The red-meat rhetoric fed to Republican primary-goers won’t win over the vast majority of moderate Americans whose votes will determine our next president.
So while most consider the Romney as well-oiled weather vane gibe to be negative, the paper begs to differ. “Frankly, we can’t wait for Romney to start over. … Romney should shake the Etch A Sketch and shake it hard.”
Writing in the Portsmouth Herald, Shir Haberman compares the New Hampshire House with the Senate.
He describes the physical differences between the Senate chamber and Representatives’ Hall. He contrasts the differences in mood between the two chambers. But Haberman notes the recent legislative action in the Senate — where Senators killed a number of House initiatives — and says the most striking difference is “common sense.”
The most striking difference between the two legislative bodies, however, appears to be common sense. While the House is all about making statements about the “over-reaching” of the judiciary, curtailing the role of the federal government in state affairs (read as opposition to Obamacare and environmental controls) and social conservatism, the Senate appears to much more practical in its approach.
The New Hampshire House and Senate have both passed legislation (House Bill 1607 and Senate Bill 372) that would grant businesses tax credits for contributions to a voucher program that would reimburse the educational expenses of students attending private, parochial and home schools.
Proponents of the private school voucher program claim it would improve the quality of education by offering more school choice and increasing competition. An editorial in the Portsmouth Herald dismisses that canard and denounces the legislation as “a vote to damage public schools.”
The vouchers take money from public schools in two ways. First, a tax credit given to a business is a tax not collected by the state. Second, when a student leaves a public school, the state funding that supported that student goes away, but the fixed costs to the schools remain unchanged….
The result would be either higher local property taxes or more cuts to our public schools, lost educational opportunities for our children, and a hollow victory for those who embrace the deluded notion that somehow our country would be better off without public schools.
Even right-wing provocateur Mark Brighton has had enough of House Speaker Bill O’Brien’s threats and intimidation. And he has some advice for the targets of O’Brien’s wrath: Stand up to the bully!
It seems that N.H. Speaker of the House William O’Brien, other than being a Republican, is a nasty piece of work. At first we just assumed that Democrats were being petulant because they had lost big time, but then O’Brien’s fellow Republicans also began squawking.
If the speaker is a loudmouth jerk, then he needs to be bested… You folks need to take your power back. Stand up to the bully!

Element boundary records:
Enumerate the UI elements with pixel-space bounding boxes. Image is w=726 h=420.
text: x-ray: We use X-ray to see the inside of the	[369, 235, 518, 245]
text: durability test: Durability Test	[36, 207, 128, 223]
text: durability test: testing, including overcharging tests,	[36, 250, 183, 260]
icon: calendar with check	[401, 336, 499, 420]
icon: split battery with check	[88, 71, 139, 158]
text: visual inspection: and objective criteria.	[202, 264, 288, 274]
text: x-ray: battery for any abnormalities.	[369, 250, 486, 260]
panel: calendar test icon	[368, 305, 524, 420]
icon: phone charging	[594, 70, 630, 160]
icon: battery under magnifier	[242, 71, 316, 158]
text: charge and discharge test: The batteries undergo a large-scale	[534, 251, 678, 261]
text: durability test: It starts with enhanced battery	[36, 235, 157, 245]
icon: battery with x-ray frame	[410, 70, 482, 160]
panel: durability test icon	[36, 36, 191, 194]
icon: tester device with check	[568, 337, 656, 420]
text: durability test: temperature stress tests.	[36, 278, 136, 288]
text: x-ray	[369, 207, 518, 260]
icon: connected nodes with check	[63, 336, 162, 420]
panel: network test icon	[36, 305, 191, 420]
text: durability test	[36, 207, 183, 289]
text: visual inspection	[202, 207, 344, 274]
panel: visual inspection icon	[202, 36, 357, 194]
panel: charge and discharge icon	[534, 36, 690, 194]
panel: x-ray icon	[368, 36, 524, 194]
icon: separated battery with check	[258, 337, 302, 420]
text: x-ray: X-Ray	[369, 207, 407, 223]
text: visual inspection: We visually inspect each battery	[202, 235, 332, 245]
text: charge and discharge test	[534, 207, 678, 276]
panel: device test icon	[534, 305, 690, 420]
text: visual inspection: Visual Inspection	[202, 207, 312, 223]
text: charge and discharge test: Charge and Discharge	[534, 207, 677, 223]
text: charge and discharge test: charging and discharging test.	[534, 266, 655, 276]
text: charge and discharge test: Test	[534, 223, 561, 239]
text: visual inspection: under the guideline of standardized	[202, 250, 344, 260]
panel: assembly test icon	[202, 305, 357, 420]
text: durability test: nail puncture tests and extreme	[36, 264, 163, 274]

◆ TO DO:
**a)** Answer these questions from the excerpt:
(i) In which newspaper does Shir Haberman write?
(ii) What are the numbers of the House and Senate voucher bills?
(iii) What advice does Mark Brighton give the targets of O'Brien's wrath?
**b)** Rewrite the rows from the first row through the row containing "text: visual inspection: and", replacing "icon" with "graphic" and changing nothing else.

◆ RESULTS IN ORDER:
**a)**
(i) The Portsmouth Herald
(ii) House Bill 1607 and Senate Bill 372
(iii) Stand up to the bully!

**b)**
Enumerate the UI elements with pixel-space bounding boxes. Image is w=726 h=420.
text: x-ray: We use X-ray to see the inside of the	[369, 235, 518, 245]
text: durability test: Durability Test	[36, 207, 128, 223]
text: durability test: testing, including overcharging tests,	[36, 250, 183, 260]
graphic: calendar with check	[401, 336, 499, 420]
graphic: split battery with check	[88, 71, 139, 158]
text: visual inspection: and objective criteria.	[202, 264, 288, 274]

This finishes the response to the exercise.